+++ Provided entries +++

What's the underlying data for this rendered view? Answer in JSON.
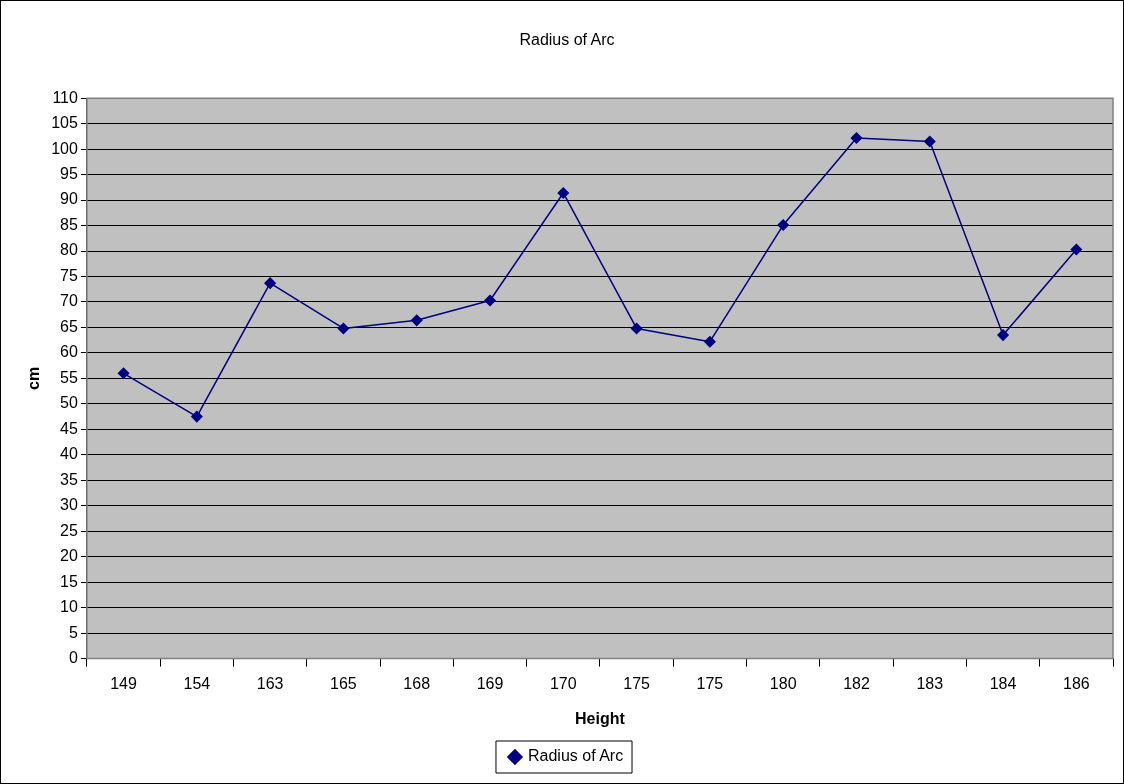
{
  "chart_data": {
    "type": "line",
    "title": "Radius of Arc",
    "xlabel": "Height",
    "ylabel": "cm",
    "categories": [
      "149",
      "154",
      "163",
      "165",
      "168",
      "169",
      "170",
      "175",
      "175",
      "180",
      "182",
      "183",
      "184",
      "186"
    ],
    "series": [
      {
        "name": "Radius of Arc",
        "color": "#000080",
        "values": [
          56,
          47.5,
          73.7,
          64.8,
          66.4,
          70.3,
          91.4,
          64.8,
          62.2,
          85.1,
          102.2,
          101.5,
          63.5,
          80.3
        ]
      }
    ],
    "ylim": [
      0,
      110
    ],
    "yticks": [
      0,
      5,
      10,
      15,
      20,
      25,
      30,
      35,
      40,
      45,
      50,
      55,
      60,
      65,
      70,
      75,
      80,
      85,
      90,
      95,
      100,
      105,
      110
    ],
    "grid": "y",
    "legend": "bottom",
    "marker": "diamond",
    "line_style": "solid"
  }
}
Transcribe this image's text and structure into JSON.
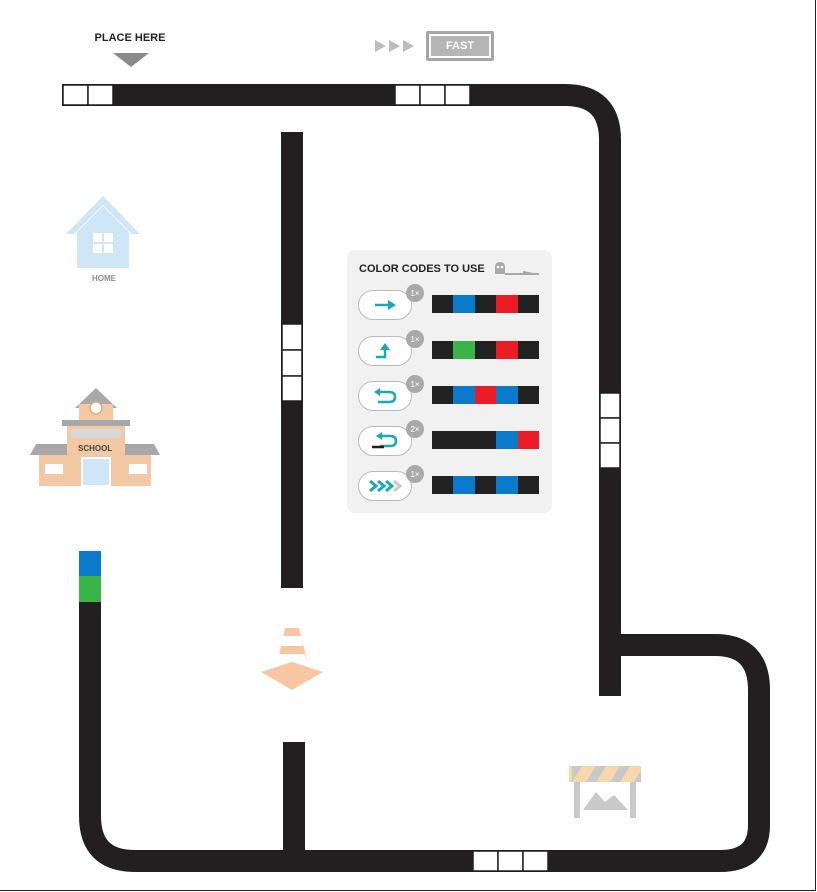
{
  "top": {
    "place_label": "PLACE HERE",
    "fast_label": "FAST"
  },
  "places": {
    "home_label": "HOME",
    "school_label": "SCHOOL"
  },
  "legend": {
    "title": "COLOR CODES TO USE",
    "rows": [
      {
        "icon": "arrow-right-icon",
        "count": "1×",
        "colors": [
          "#222222",
          "#0a7acb",
          "#222222",
          "#ec1c24",
          "#222222"
        ]
      },
      {
        "icon": "turn-right-icon",
        "count": "1×",
        "colors": [
          "#222222",
          "#3bb44a",
          "#222222",
          "#ec1c24",
          "#222222"
        ]
      },
      {
        "icon": "u-turn-icon",
        "count": "1×",
        "colors": [
          "#222222",
          "#0a7acb",
          "#ec1c24",
          "#0a7acb",
          "#222222"
        ]
      },
      {
        "icon": "line-end-u-turn-icon",
        "count": "2×",
        "colors": [
          "#222222",
          "#222222",
          "#222222",
          "#0a7acb",
          "#ec1c24"
        ]
      },
      {
        "icon": "turbo-icon",
        "count": "1×",
        "colors": [
          "#222222",
          "#0a7acb",
          "#222222",
          "#0a7acb",
          "#222222"
        ]
      }
    ]
  },
  "colors": {
    "line": "#231f20",
    "blue": "#0a7acb",
    "green": "#3bb44a",
    "red": "#ec1c24",
    "teal": "#1ba9b5",
    "cone": "#f7c7a3",
    "house": "#cfe6f6"
  }
}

+++

The exercise:
Sift the material for lines with the string "turn". Copy each one found.

Exercise result:
        "icon": "turn-right-icon",
        "icon": "u-turn-icon",
        "icon": "line-end-u-turn-icon",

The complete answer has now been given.